# Task to carry out
From the entries below, work out the number of lines that hold the word "dash", and give that number alone.

....

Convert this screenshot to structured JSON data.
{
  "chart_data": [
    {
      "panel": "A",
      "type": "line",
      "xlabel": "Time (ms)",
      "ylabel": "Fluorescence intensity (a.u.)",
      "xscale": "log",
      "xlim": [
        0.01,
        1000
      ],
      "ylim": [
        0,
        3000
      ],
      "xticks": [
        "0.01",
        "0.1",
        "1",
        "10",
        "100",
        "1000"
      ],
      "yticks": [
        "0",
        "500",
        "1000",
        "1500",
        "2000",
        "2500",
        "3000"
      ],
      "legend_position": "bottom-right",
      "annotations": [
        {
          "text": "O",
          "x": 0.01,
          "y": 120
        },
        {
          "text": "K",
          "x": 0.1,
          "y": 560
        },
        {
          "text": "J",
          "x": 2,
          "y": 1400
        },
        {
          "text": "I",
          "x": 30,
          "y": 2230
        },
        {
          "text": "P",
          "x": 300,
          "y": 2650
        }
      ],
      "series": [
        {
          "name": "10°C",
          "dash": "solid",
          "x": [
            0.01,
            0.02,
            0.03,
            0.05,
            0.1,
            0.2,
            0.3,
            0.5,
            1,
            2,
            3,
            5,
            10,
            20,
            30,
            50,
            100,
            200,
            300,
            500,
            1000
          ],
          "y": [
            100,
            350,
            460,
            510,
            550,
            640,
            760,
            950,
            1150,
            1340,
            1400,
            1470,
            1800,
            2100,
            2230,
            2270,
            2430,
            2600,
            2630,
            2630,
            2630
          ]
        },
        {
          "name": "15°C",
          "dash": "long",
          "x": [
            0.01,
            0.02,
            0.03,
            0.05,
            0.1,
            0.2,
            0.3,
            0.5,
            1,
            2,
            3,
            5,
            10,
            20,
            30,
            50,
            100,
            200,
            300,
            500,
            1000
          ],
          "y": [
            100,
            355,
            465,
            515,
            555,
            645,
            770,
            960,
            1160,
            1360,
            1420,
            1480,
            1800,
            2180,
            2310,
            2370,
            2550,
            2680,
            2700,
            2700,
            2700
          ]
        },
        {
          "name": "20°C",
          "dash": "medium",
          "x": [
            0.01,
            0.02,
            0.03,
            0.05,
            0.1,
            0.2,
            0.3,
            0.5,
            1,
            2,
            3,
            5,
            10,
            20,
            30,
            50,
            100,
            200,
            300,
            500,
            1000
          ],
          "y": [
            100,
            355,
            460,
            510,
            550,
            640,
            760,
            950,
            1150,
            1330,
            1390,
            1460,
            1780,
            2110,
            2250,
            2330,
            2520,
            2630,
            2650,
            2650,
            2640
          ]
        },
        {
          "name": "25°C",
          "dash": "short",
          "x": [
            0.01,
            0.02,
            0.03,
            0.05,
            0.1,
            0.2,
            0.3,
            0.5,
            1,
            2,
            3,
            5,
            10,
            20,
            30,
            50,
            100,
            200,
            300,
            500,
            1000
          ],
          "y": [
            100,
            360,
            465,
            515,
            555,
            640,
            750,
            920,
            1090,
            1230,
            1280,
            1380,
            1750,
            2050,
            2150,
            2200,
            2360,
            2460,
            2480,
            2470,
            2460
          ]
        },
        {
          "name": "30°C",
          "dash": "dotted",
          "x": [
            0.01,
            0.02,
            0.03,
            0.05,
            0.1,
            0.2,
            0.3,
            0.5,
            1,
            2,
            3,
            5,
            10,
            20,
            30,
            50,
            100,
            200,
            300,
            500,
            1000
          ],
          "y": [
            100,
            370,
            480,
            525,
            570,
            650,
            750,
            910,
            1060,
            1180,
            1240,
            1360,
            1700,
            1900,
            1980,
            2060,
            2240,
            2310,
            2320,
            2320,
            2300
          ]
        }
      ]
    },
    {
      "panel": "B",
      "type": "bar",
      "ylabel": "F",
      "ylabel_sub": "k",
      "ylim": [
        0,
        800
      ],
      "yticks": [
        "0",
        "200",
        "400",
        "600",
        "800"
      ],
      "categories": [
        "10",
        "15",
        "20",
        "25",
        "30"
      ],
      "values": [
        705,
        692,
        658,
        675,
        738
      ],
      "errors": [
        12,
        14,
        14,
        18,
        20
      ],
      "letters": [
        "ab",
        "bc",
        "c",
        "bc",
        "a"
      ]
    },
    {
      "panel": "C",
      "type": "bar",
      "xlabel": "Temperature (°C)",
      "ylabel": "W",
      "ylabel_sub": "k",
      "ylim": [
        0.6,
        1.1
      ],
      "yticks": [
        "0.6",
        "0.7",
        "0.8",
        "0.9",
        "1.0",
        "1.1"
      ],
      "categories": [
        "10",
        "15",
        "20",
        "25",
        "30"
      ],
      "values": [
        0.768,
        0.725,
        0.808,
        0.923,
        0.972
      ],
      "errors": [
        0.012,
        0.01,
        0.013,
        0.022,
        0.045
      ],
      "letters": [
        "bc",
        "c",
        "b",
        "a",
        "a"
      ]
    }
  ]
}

....

# Result of this exercise
5